[Figure data in JSON]
◆ ◆ ◆ ◆ ◆

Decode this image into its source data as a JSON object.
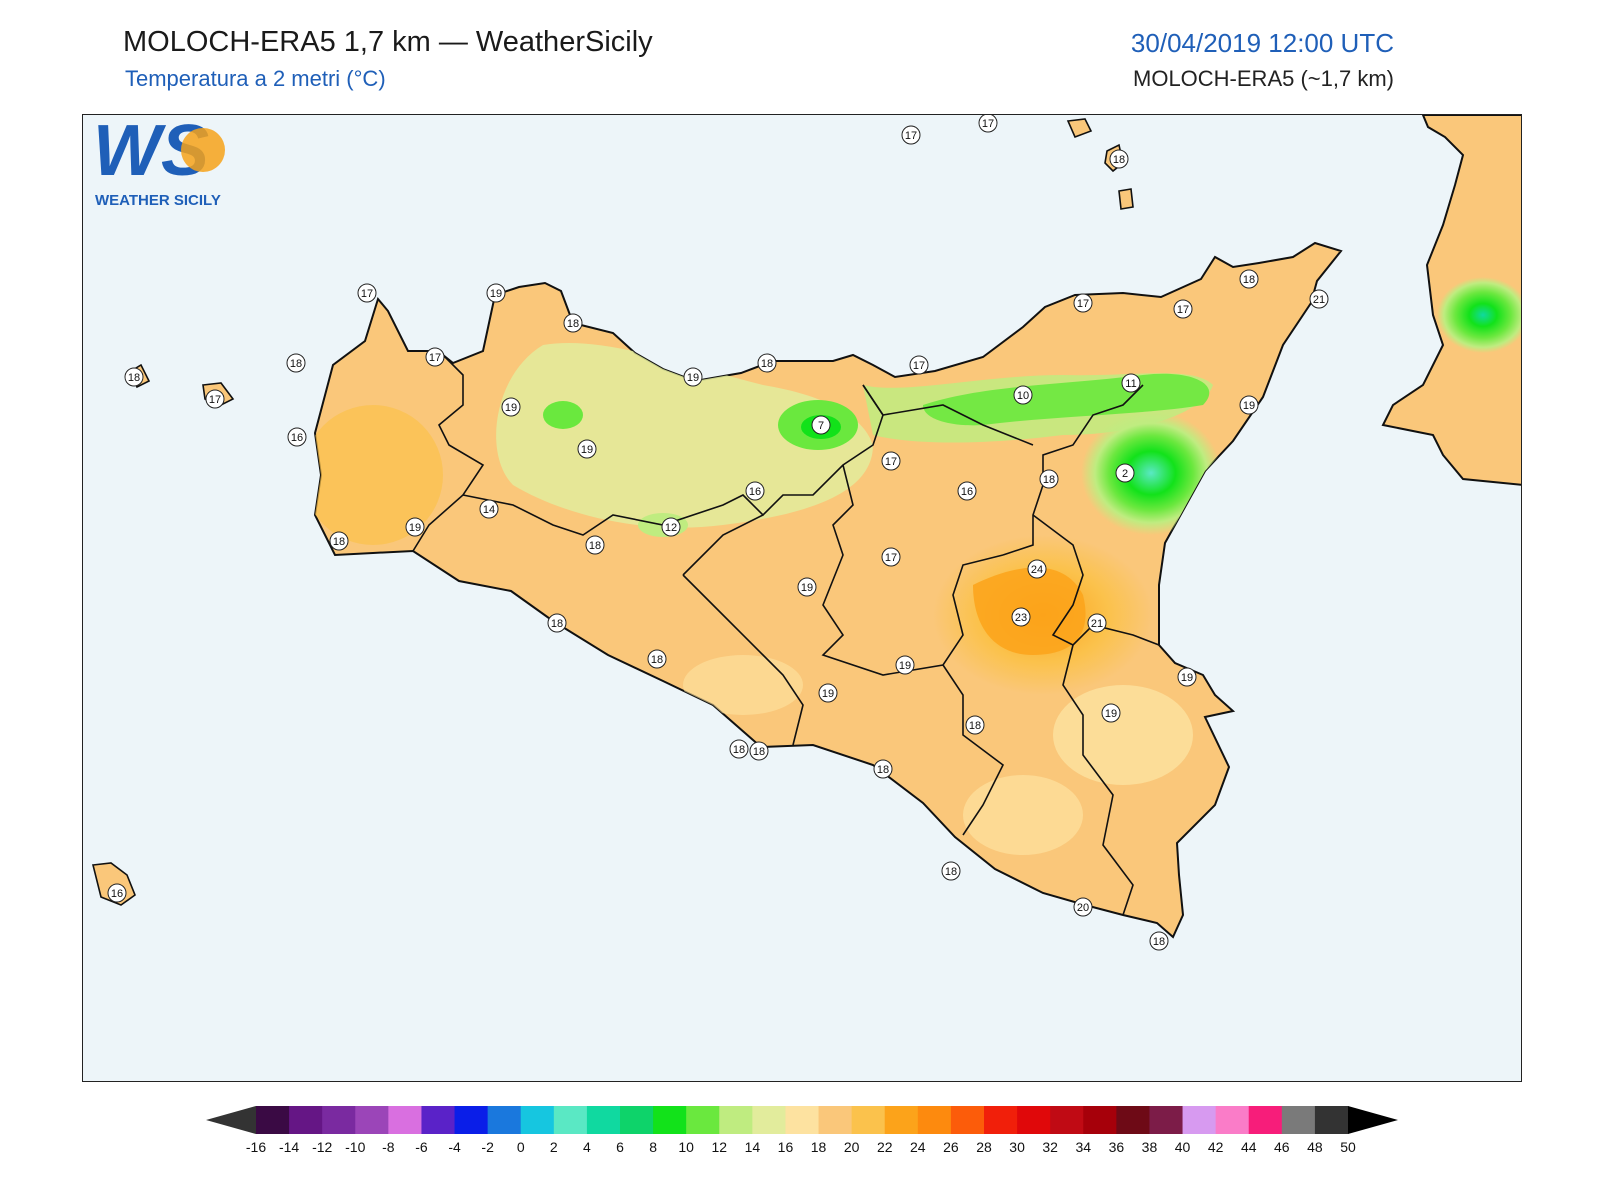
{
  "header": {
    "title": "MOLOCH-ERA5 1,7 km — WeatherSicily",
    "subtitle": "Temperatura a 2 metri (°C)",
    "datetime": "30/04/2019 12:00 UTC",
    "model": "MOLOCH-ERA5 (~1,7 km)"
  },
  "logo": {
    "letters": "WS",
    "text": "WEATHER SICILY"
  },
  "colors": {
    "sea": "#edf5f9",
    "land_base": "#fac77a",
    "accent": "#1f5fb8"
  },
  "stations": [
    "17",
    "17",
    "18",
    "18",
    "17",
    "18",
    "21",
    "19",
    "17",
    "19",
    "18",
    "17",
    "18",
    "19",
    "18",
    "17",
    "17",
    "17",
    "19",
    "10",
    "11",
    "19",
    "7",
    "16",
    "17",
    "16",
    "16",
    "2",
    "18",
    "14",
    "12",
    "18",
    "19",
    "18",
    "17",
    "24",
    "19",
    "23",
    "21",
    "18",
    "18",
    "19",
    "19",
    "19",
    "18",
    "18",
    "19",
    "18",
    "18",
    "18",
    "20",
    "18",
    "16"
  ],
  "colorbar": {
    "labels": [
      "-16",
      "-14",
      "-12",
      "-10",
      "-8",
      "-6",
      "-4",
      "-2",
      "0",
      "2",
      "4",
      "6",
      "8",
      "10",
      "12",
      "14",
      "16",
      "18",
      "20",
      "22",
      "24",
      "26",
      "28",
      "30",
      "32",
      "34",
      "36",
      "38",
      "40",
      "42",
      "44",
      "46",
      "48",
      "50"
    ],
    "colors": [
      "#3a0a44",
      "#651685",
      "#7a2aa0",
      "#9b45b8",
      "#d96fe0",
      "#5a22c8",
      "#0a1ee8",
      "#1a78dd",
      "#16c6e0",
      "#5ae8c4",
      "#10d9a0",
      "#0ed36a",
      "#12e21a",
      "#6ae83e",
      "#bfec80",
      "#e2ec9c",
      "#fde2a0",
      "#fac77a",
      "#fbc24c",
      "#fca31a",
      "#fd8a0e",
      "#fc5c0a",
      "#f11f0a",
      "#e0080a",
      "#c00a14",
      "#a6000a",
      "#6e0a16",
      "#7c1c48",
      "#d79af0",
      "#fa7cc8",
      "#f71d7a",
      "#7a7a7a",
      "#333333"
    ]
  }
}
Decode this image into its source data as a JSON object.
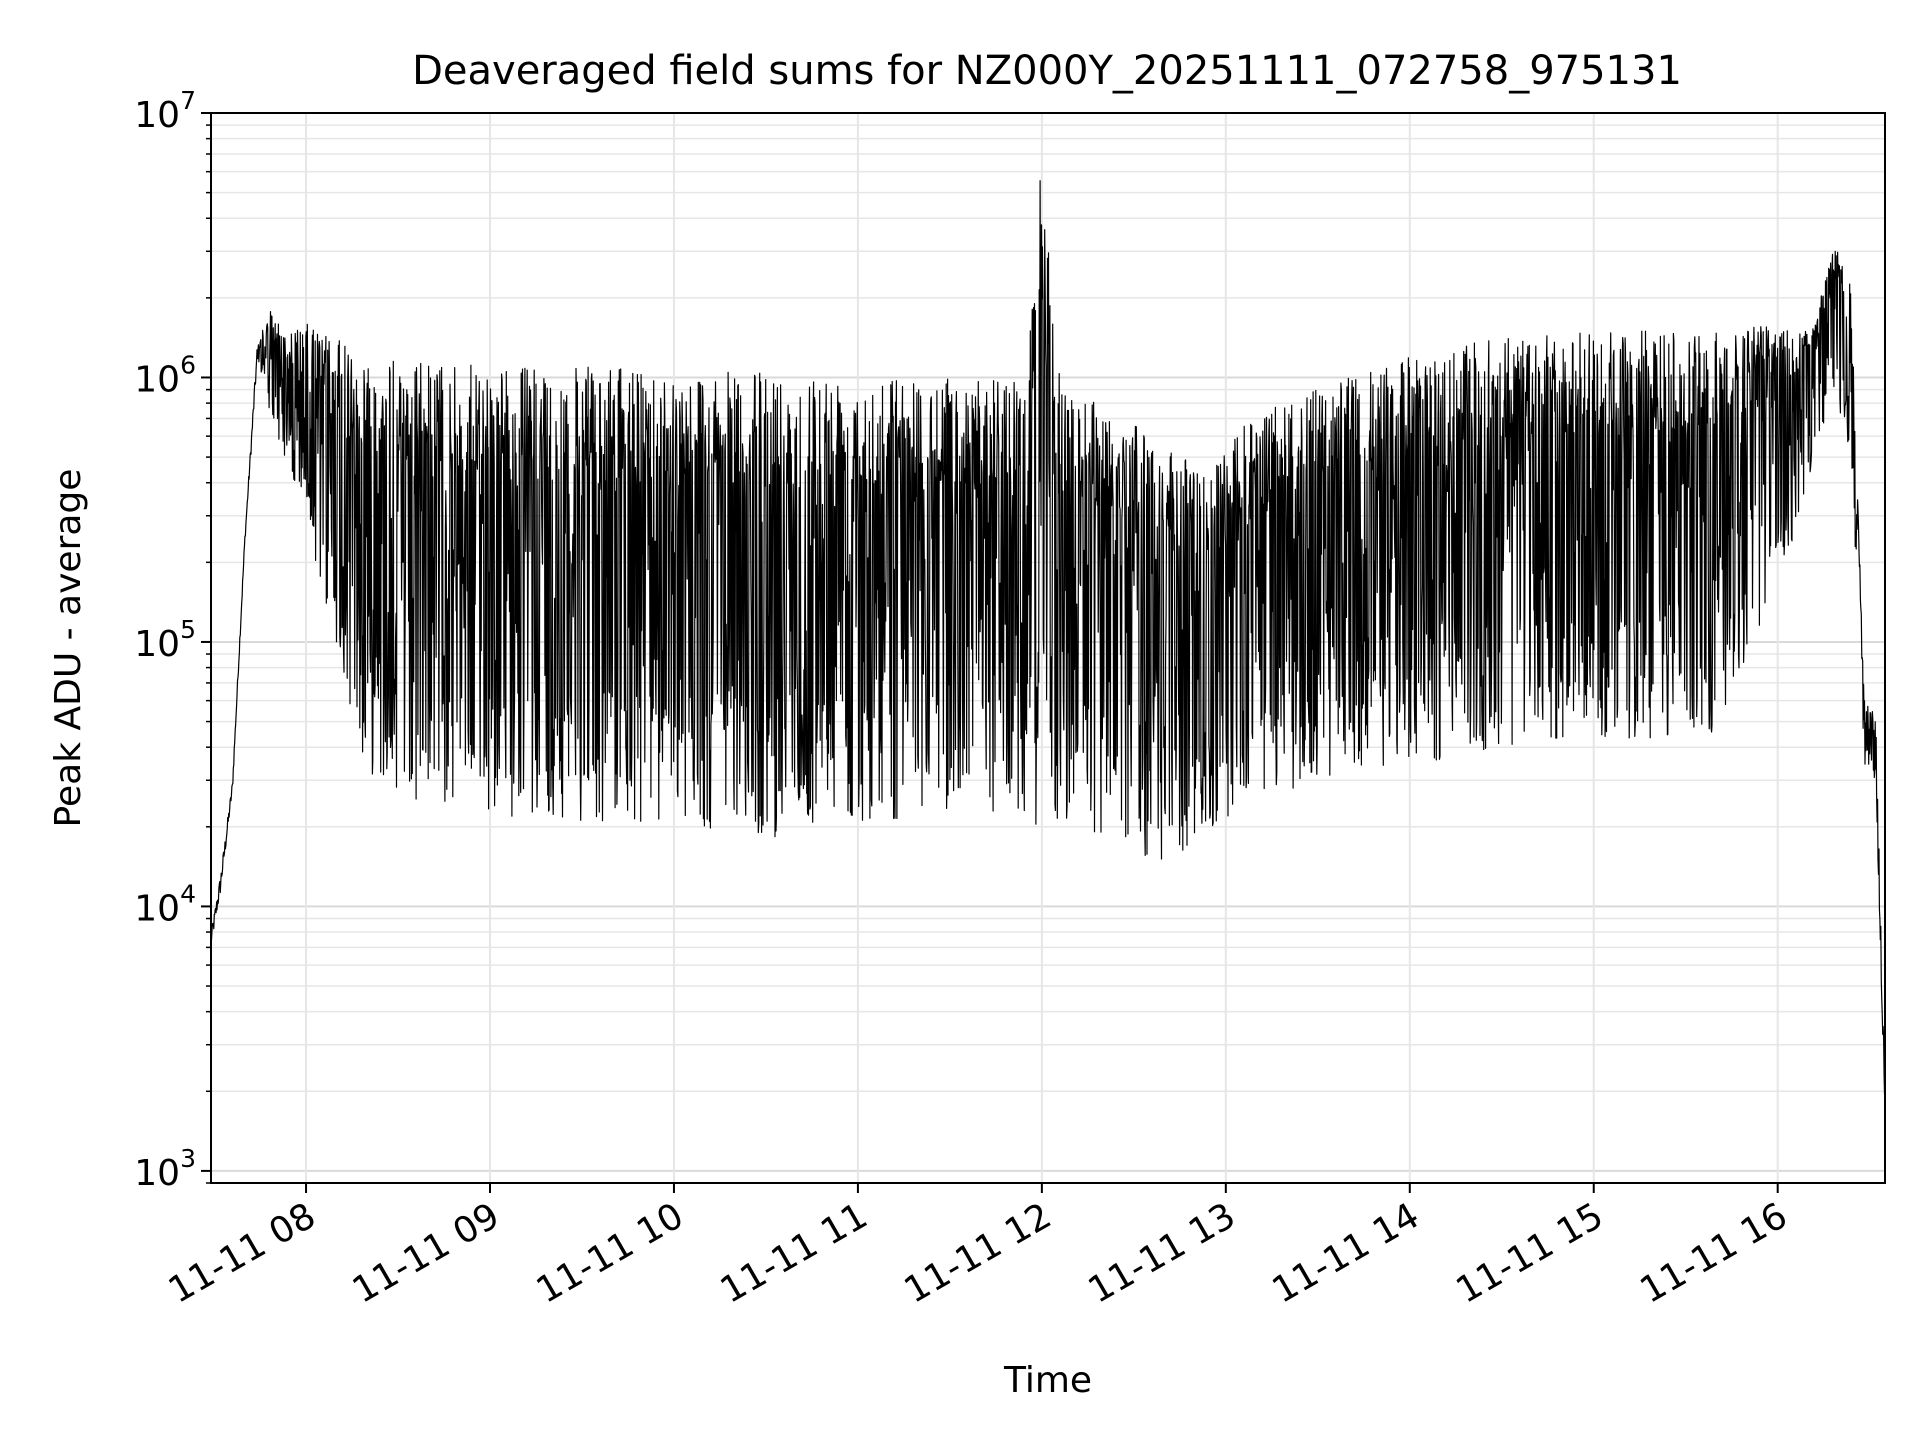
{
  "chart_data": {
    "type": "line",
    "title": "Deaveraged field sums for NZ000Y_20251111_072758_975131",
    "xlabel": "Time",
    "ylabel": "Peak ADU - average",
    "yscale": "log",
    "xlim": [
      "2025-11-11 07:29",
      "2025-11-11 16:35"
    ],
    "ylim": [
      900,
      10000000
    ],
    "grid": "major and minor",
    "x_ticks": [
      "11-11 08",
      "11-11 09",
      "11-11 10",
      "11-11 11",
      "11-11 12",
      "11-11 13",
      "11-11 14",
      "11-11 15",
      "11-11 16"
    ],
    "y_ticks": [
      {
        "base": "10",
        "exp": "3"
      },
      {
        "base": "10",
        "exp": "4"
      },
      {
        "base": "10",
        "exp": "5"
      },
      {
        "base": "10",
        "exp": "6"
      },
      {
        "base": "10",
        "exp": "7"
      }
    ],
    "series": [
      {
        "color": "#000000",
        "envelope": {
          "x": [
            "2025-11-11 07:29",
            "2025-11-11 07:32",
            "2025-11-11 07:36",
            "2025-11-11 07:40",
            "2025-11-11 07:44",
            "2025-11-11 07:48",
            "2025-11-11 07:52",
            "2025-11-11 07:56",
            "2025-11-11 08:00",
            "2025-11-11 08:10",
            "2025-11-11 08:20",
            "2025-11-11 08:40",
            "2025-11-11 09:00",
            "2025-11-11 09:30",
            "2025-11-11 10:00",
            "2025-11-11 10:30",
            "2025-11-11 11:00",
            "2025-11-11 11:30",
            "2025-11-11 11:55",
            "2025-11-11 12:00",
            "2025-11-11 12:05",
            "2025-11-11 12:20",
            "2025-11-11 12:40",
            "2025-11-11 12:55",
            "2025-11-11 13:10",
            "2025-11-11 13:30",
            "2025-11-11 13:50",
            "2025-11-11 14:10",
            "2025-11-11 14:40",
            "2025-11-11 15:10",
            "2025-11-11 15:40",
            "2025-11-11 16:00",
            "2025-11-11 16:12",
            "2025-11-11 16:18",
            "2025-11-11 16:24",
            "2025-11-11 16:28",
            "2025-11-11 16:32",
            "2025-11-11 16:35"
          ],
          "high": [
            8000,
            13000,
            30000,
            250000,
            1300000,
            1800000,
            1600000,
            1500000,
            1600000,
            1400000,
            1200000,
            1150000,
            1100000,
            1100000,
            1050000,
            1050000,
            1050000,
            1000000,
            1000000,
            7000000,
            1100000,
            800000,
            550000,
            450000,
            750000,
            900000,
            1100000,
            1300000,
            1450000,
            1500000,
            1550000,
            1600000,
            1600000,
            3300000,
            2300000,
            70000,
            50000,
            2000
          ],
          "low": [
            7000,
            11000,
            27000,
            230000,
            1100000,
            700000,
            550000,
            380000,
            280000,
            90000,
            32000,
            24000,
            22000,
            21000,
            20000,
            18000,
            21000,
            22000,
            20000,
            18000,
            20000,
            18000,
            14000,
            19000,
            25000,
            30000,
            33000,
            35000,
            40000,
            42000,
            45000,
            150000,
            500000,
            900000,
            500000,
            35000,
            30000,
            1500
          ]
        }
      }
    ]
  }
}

◆ ◆ ◆ ◆ ◆

» Direction
Transcribe every entry word for word, but omit the pictures.

» Finished task
Decode this image into its source data as a JSON object.
{
  "header": {
    "title": "MOLOCH-ERA5 1,7 km — WeatherSicily",
    "subtitle": "Temperatura a 2 metri (°C)",
    "datetime": "30/04/2019 12:00 UTC",
    "model": "MOLOCH-ERA5 (~1,7 km)"
  },
  "logo": {
    "letters": "WS",
    "text": "WEATHER SICILY"
  },
  "colors": {
    "sea": "#edf5f9",
    "land_base": "#fac77a",
    "accent": "#1f5fb8"
  },
  "stations": [
    "17",
    "17",
    "18",
    "18",
    "17",
    "18",
    "21",
    "19",
    "17",
    "19",
    "18",
    "17",
    "18",
    "19",
    "18",
    "17",
    "17",
    "17",
    "19",
    "10",
    "11",
    "19",
    "7",
    "16",
    "17",
    "16",
    "16",
    "2",
    "18",
    "14",
    "12",
    "18",
    "19",
    "18",
    "17",
    "24",
    "19",
    "23",
    "21",
    "18",
    "18",
    "19",
    "19",
    "19",
    "18",
    "18",
    "19",
    "18",
    "18",
    "18",
    "20",
    "18",
    "16"
  ],
  "colorbar": {
    "labels": [
      "-16",
      "-14",
      "-12",
      "-10",
      "-8",
      "-6",
      "-4",
      "-2",
      "0",
      "2",
      "4",
      "6",
      "8",
      "10",
      "12",
      "14",
      "16",
      "18",
      "20",
      "22",
      "24",
      "26",
      "28",
      "30",
      "32",
      "34",
      "36",
      "38",
      "40",
      "42",
      "44",
      "46",
      "48",
      "50"
    ],
    "colors": [
      "#3a0a44",
      "#651685",
      "#7a2aa0",
      "#9b45b8",
      "#d96fe0",
      "#5a22c8",
      "#0a1ee8",
      "#1a78dd",
      "#16c6e0",
      "#5ae8c4",
      "#10d9a0",
      "#0ed36a",
      "#12e21a",
      "#6ae83e",
      "#bfec80",
      "#e2ec9c",
      "#fde2a0",
      "#fac77a",
      "#fbc24c",
      "#fca31a",
      "#fd8a0e",
      "#fc5c0a",
      "#f11f0a",
      "#e0080a",
      "#c00a14",
      "#a6000a",
      "#6e0a16",
      "#7c1c48",
      "#d79af0",
      "#fa7cc8",
      "#f71d7a",
      "#7a7a7a",
      "#333333"
    ]
  }
}
Decode this image into its source data as a JSON object.
{
  "chart_data": {
    "type": "line",
    "title": "Deaveraged field sums for NZ000Y_20251111_072758_975131",
    "xlabel": "Time",
    "ylabel": "Peak ADU - average",
    "yscale": "log",
    "xlim": [
      "2025-11-11 07:29",
      "2025-11-11 16:35"
    ],
    "ylim": [
      900,
      10000000
    ],
    "grid": "major and minor",
    "x_ticks": [
      "11-11 08",
      "11-11 09",
      "11-11 10",
      "11-11 11",
      "11-11 12",
      "11-11 13",
      "11-11 14",
      "11-11 15",
      "11-11 16"
    ],
    "y_ticks": [
      {
        "base": "10",
        "exp": "3"
      },
      {
        "base": "10",
        "exp": "4"
      },
      {
        "base": "10",
        "exp": "5"
      },
      {
        "base": "10",
        "exp": "6"
      },
      {
        "base": "10",
        "exp": "7"
      }
    ],
    "series": [
      {
        "color": "#000000",
        "envelope": {
          "x": [
            "2025-11-11 07:29",
            "2025-11-11 07:32",
            "2025-11-11 07:36",
            "2025-11-11 07:40",
            "2025-11-11 07:44",
            "2025-11-11 07:48",
            "2025-11-11 07:52",
            "2025-11-11 07:56",
            "2025-11-11 08:00",
            "2025-11-11 08:10",
            "2025-11-11 08:20",
            "2025-11-11 08:40",
            "2025-11-11 09:00",
            "2025-11-11 09:30",
            "2025-11-11 10:00",
            "2025-11-11 10:30",
            "2025-11-11 11:00",
            "2025-11-11 11:30",
            "2025-11-11 11:55",
            "2025-11-11 12:00",
            "2025-11-11 12:05",
            "2025-11-11 12:20",
            "2025-11-11 12:40",
            "2025-11-11 12:55",
            "2025-11-11 13:10",
            "2025-11-11 13:30",
            "2025-11-11 13:50",
            "2025-11-11 14:10",
            "2025-11-11 14:40",
            "2025-11-11 15:10",
            "2025-11-11 15:40",
            "2025-11-11 16:00",
            "2025-11-11 16:12",
            "2025-11-11 16:18",
            "2025-11-11 16:24",
            "2025-11-11 16:28",
            "2025-11-11 16:32",
            "2025-11-11 16:35"
          ],
          "high": [
            8000,
            13000,
            30000,
            250000,
            1300000,
            1800000,
            1600000,
            1500000,
            1600000,
            1400000,
            1200000,
            1150000,
            1100000,
            1100000,
            1050000,
            1050000,
            1050000,
            1000000,
            1000000,
            7000000,
            1100000,
            800000,
            550000,
            450000,
            750000,
            900000,
            1100000,
            1300000,
            1450000,
            1500000,
            1550000,
            1600000,
            1600000,
            3300000,
            2300000,
            70000,
            50000,
            2000
          ],
          "low": [
            7000,
            11000,
            27000,
            230000,
            1100000,
            700000,
            550000,
            380000,
            280000,
            90000,
            32000,
            24000,
            22000,
            21000,
            20000,
            18000,
            21000,
            22000,
            20000,
            18000,
            20000,
            18000,
            14000,
            19000,
            25000,
            30000,
            33000,
            35000,
            40000,
            42000,
            45000,
            150000,
            500000,
            900000,
            500000,
            35000,
            30000,
            1500
          ]
        }
      }
    ]
  }
}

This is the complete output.